Go through the material below and copy each line where the word "свою" appears.

------------------------------------------------------------------------

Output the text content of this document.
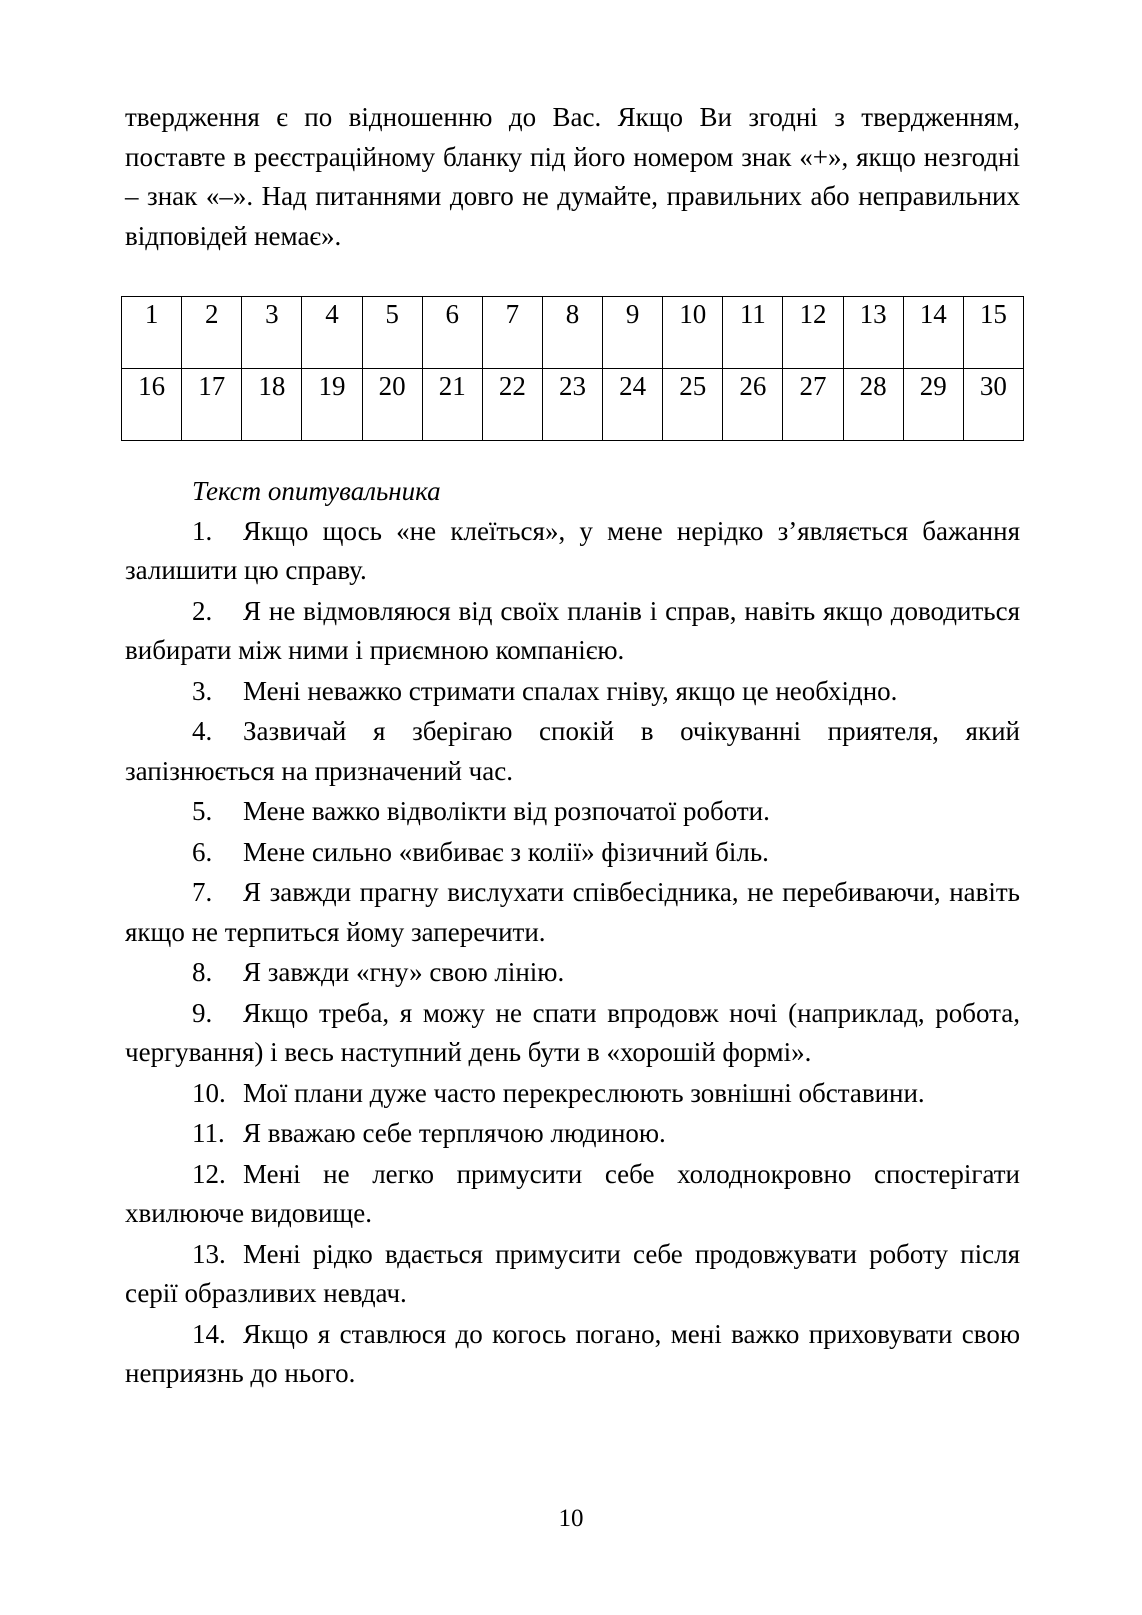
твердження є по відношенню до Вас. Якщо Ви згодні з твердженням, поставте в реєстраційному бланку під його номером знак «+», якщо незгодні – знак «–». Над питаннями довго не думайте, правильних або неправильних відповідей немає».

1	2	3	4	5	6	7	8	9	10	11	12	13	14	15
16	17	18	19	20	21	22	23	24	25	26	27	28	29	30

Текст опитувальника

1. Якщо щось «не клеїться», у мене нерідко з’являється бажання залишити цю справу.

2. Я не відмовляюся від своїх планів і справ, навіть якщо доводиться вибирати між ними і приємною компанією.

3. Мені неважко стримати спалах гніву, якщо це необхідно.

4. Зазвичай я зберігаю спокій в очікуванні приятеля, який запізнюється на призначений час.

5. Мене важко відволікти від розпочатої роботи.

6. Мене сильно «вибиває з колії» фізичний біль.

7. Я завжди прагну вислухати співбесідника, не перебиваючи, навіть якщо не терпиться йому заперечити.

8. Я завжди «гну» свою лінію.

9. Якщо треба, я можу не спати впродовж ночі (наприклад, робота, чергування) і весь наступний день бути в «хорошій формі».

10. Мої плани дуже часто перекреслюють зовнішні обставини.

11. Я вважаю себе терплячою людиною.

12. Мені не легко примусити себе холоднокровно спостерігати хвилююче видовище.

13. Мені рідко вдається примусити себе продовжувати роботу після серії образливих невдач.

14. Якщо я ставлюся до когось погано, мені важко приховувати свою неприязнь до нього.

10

------------------------------------------------------------------------

→ Answer to the task
8. Я завжди «гну» свою лінію.
14. Якщо я ставлюся до когось погано, мені важко приховувати свою неприязнь до нього.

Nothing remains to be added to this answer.